Task prompt - Reproduce all the records with each occurrence of "禁渔期" replaced by "休渔期" and everything else unchanged. Leave the pictures out of your answer.

Provided records -
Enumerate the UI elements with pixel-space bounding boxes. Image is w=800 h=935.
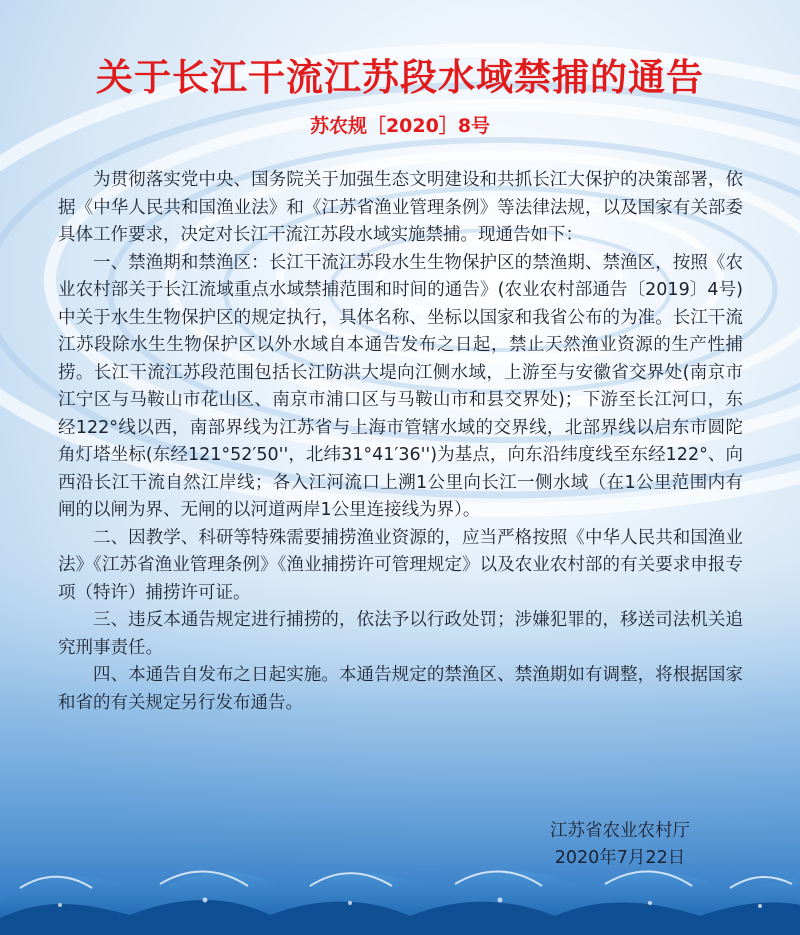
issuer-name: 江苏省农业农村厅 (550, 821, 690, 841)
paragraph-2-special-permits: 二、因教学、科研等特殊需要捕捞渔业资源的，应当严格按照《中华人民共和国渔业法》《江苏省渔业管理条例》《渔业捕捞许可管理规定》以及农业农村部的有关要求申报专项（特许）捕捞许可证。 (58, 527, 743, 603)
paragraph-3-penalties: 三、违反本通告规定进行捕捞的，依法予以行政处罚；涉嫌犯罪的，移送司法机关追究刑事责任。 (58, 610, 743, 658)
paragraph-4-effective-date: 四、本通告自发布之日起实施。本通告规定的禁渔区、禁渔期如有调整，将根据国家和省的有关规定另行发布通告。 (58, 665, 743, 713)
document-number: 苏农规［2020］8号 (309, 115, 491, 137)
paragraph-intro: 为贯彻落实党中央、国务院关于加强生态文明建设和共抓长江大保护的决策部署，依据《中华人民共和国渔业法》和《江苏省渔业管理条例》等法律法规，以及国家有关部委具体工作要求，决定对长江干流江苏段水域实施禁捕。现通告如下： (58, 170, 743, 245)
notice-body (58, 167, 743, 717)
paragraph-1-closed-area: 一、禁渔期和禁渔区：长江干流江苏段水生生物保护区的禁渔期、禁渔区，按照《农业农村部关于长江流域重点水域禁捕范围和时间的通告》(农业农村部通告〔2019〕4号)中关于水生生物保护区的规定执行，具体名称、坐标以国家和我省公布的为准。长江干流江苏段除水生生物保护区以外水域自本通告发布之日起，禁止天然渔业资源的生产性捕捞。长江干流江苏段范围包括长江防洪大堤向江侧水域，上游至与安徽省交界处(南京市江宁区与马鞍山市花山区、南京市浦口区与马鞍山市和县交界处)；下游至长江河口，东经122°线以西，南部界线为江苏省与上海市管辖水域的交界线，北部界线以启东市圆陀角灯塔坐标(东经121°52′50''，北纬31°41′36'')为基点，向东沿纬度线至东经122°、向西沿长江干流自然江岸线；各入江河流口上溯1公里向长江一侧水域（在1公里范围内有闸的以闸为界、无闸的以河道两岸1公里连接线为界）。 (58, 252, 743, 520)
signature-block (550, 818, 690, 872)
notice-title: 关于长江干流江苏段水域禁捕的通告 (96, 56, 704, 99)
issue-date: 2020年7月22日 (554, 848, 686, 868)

Worked answer -
Enumerate the UI elements with pixel-space bounding boxes. Image is w=800 h=935.
issuer-name: 江苏省农业农村厅 (550, 821, 690, 841)
paragraph-2-special-permits: 二、因教学、科研等特殊需要捕捞渔业资源的，应当严格按照《中华人民共和国渔业法》《江苏省渔业管理条例》《渔业捕捞许可管理规定》以及农业农村部的有关要求申报专项（特许）捕捞许可证。 (58, 527, 743, 603)
paragraph-3-penalties: 三、违反本通告规定进行捕捞的，依法予以行政处罚；涉嫌犯罪的，移送司法机关追究刑事责任。 (58, 610, 743, 658)
paragraph-4-effective-date: 四、本通告自发布之日起实施。本通告规定的禁渔区、休渔期如有调整，将根据国家和省的有关规定另行发布通告。 (58, 665, 743, 713)
document-number: 苏农规［2020］8号 (309, 115, 491, 137)
paragraph-intro: 为贯彻落实党中央、国务院关于加强生态文明建设和共抓长江大保护的决策部署，依据《中华人民共和国渔业法》和《江苏省渔业管理条例》等法律法规，以及国家有关部委具体工作要求，决定对长江干流江苏段水域实施禁捕。现通告如下： (58, 170, 743, 245)
notice-body (58, 167, 743, 717)
paragraph-1-closed-area: 一、休渔期和禁渔区：长江干流江苏段水生生物保护区的休渔期、禁渔区，按照《农业农村部关于长江流域重点水域禁捕范围和时间的通告》(农业农村部通告〔2019〕4号)中关于水生生物保护区的规定执行，具体名称、坐标以国家和我省公布的为准。长江干流江苏段除水生生物保护区以外水域自本通告发布之日起，禁止天然渔业资源的生产性捕捞。长江干流江苏段范围包括长江防洪大堤向江侧水域，上游至与安徽省交界处(南京市江宁区与马鞍山市花山区、南京市浦口区与马鞍山市和县交界处)；下游至长江河口，东经122°线以西，南部界线为江苏省与上海市管辖水域的交界线，北部界线以启东市圆陀角灯塔坐标(东经121°52′50''，北纬31°41′36'')为基点，向东沿纬度线至东经122°、向西沿长江干流自然江岸线；各入江河流口上溯1公里向长江一侧水域（在1公里范围内有闸的以闸为界、无闸的以河道两岸1公里连接线为界）。 (58, 252, 743, 520)
signature-block (550, 818, 690, 872)
notice-title: 关于长江干流江苏段水域禁捕的通告 (96, 56, 704, 99)
issue-date: 2020年7月22日 (554, 848, 686, 868)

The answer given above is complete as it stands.